AVAILABLE DATA:
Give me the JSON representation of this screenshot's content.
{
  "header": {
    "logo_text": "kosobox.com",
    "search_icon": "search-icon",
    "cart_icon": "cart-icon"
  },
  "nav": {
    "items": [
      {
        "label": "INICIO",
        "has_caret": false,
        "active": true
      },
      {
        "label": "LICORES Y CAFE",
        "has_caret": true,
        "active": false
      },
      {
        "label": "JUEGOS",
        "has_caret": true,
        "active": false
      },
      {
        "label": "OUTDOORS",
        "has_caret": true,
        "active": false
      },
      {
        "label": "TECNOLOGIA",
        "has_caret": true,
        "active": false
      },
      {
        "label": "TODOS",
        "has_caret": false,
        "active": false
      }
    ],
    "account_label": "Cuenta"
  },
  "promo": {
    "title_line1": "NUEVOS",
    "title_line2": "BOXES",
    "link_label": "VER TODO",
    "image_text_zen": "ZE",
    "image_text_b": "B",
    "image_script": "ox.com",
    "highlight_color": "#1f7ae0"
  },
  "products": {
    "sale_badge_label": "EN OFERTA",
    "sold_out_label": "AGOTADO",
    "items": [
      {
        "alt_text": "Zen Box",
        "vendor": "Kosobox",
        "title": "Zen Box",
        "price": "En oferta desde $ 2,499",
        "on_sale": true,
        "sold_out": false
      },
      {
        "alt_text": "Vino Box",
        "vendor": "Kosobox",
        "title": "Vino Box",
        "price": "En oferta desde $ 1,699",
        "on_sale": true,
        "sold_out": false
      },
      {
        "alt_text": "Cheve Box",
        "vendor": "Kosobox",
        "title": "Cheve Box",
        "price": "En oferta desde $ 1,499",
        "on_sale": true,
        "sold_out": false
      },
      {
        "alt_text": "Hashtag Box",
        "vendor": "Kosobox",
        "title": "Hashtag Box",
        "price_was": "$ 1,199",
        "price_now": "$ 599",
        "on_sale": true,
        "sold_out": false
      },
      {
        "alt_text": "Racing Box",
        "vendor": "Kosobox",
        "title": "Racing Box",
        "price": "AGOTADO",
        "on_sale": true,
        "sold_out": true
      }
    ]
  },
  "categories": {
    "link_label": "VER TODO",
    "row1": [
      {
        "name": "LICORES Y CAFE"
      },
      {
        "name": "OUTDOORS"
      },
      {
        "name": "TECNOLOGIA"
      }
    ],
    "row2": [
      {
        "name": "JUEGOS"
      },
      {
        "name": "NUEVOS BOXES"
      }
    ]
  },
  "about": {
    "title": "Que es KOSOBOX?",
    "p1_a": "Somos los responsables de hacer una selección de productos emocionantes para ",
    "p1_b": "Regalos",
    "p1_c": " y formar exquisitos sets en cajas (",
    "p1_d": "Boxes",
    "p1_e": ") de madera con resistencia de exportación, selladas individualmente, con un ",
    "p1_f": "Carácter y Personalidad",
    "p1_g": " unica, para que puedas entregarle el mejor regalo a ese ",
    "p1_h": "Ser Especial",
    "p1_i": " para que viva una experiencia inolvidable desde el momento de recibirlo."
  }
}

---

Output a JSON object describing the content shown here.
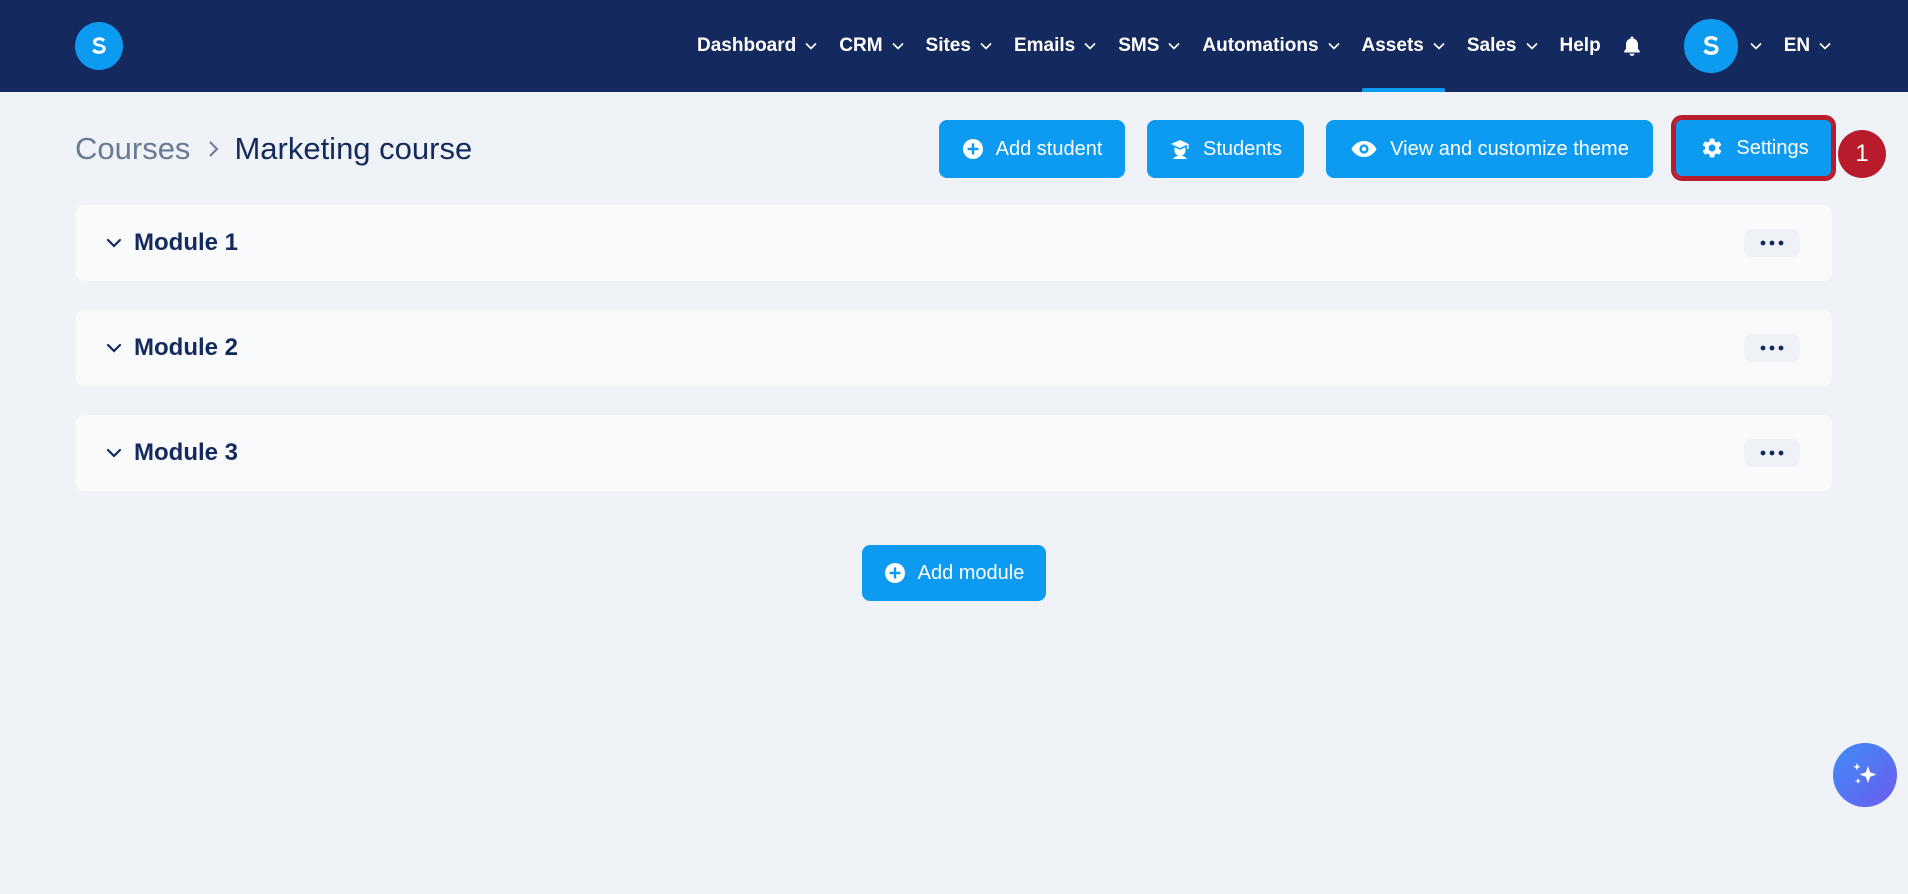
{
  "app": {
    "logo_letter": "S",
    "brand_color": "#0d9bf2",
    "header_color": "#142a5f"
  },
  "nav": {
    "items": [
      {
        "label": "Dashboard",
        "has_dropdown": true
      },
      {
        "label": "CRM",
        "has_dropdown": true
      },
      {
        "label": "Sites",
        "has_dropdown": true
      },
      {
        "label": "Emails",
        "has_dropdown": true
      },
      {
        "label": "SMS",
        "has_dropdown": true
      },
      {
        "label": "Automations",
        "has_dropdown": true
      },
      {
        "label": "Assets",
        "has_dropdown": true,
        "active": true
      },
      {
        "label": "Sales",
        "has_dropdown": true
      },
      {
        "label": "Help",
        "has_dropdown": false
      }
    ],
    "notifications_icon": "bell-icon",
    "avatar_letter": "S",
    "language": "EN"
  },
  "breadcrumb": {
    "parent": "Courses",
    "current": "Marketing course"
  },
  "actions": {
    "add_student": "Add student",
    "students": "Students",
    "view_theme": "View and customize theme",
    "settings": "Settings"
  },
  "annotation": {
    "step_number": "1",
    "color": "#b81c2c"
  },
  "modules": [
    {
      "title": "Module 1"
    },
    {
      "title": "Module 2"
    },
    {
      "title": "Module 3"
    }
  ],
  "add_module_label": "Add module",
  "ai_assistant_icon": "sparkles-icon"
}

==

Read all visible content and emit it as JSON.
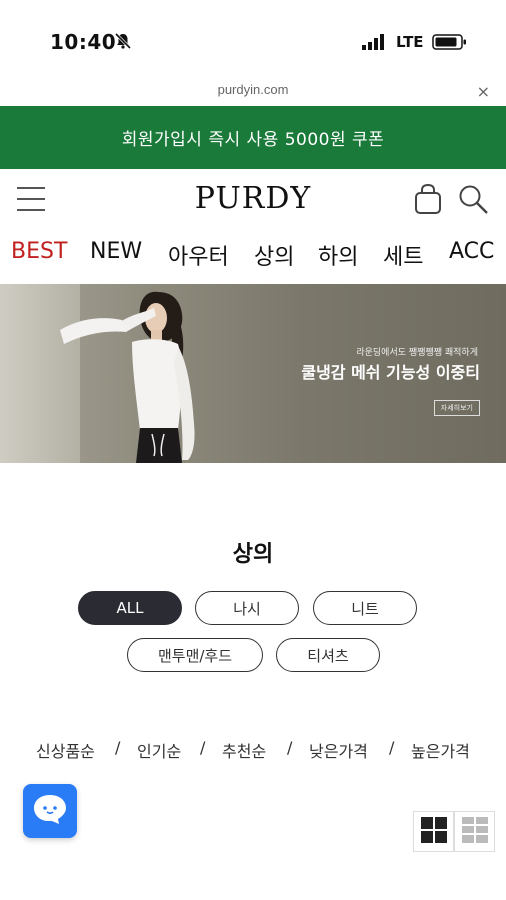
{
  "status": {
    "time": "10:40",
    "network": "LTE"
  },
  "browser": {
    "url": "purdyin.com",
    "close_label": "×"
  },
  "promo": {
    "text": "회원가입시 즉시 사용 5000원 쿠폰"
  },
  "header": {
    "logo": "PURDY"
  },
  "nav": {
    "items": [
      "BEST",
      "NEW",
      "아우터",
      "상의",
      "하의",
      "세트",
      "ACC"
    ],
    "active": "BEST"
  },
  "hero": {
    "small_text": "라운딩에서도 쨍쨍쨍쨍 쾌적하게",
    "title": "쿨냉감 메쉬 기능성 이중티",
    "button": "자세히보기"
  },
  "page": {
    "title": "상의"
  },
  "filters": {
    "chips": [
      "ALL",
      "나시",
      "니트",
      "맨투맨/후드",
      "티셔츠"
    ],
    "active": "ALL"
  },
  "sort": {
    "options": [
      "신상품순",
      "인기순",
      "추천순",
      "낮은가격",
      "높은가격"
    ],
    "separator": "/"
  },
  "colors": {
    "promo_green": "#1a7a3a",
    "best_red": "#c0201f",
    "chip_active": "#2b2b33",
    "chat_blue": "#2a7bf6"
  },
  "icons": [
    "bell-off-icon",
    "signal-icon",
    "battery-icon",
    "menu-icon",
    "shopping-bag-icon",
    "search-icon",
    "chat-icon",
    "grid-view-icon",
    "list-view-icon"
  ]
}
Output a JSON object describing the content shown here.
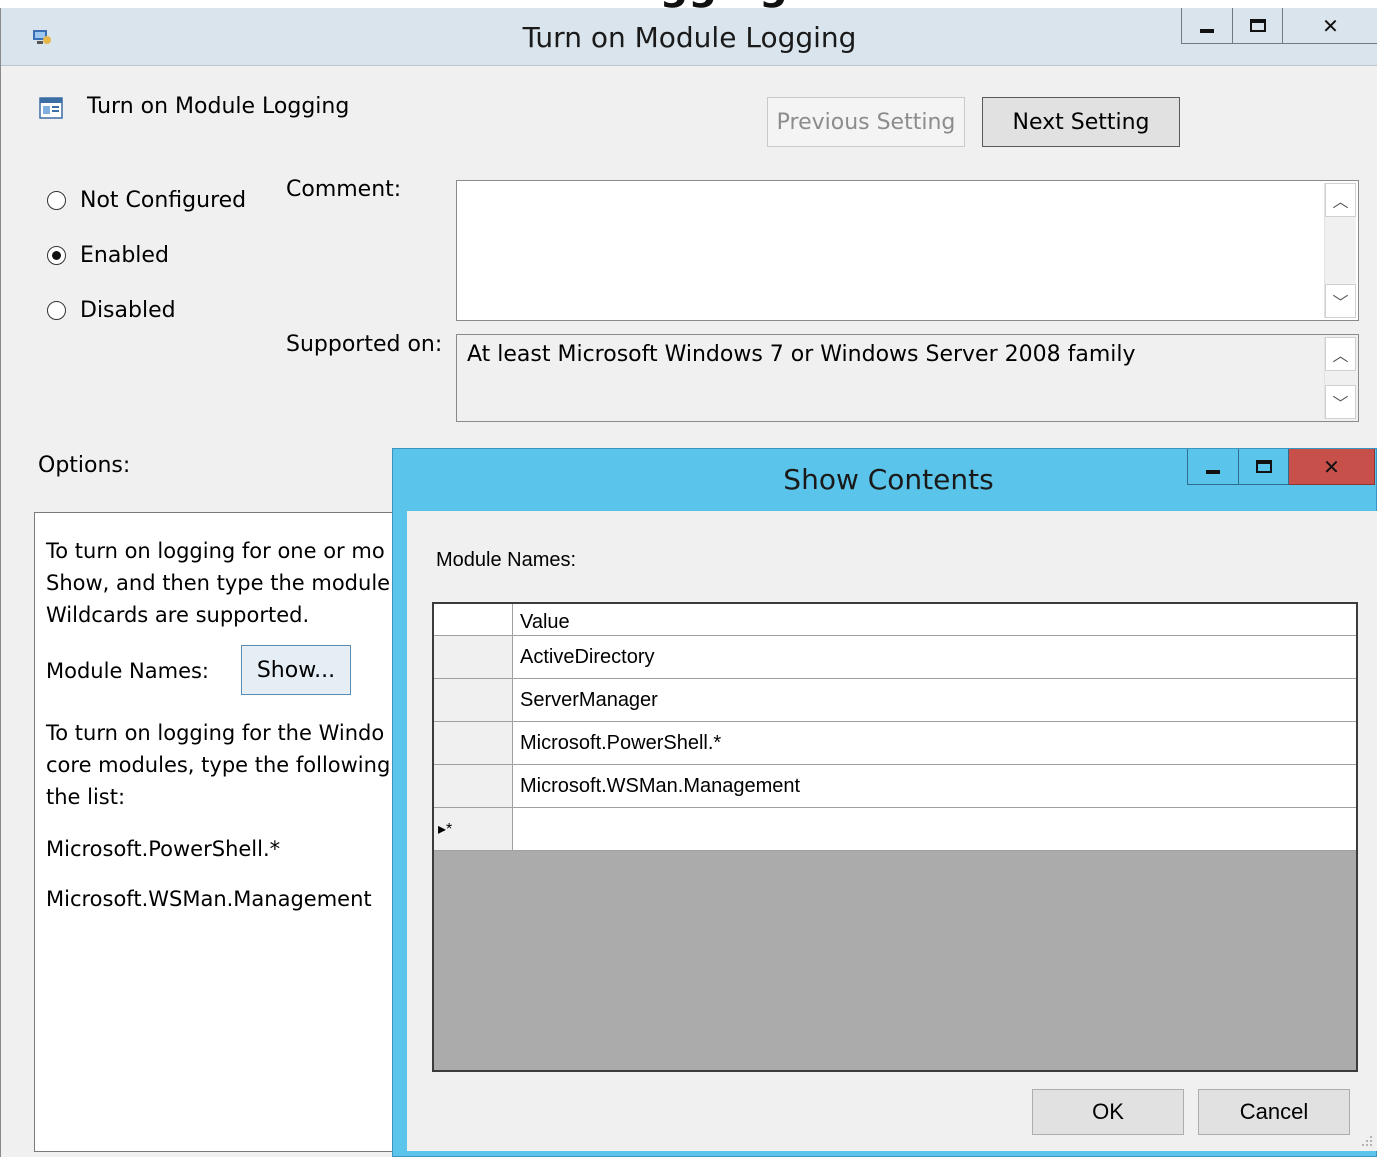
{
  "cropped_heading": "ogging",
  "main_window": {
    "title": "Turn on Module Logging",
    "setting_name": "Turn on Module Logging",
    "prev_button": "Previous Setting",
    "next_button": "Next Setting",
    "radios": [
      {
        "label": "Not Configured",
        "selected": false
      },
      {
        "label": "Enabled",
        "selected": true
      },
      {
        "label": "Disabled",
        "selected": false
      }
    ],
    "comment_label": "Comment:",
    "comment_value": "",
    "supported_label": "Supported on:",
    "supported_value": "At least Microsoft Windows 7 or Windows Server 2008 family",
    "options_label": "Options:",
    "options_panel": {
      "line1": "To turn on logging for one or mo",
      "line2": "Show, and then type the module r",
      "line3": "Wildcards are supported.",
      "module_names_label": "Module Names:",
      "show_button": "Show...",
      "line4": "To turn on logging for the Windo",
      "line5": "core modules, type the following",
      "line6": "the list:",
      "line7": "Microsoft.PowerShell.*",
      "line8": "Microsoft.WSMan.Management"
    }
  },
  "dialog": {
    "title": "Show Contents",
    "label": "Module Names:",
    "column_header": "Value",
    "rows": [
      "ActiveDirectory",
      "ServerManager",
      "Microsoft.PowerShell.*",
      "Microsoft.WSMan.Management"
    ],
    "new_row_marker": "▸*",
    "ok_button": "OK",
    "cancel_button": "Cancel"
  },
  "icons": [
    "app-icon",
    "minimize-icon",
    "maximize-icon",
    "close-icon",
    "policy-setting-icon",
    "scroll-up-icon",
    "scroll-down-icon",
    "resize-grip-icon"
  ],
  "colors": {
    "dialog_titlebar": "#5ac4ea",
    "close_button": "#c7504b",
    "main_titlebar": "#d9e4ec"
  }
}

EXERCISE AIM:
Gather every line from the listing above in which "LICORES" appears, and copy those lines.

EXERCISE OUTPUT:
        "label": "LICORES Y CAFE",
        "name": "LICORES Y CAFE"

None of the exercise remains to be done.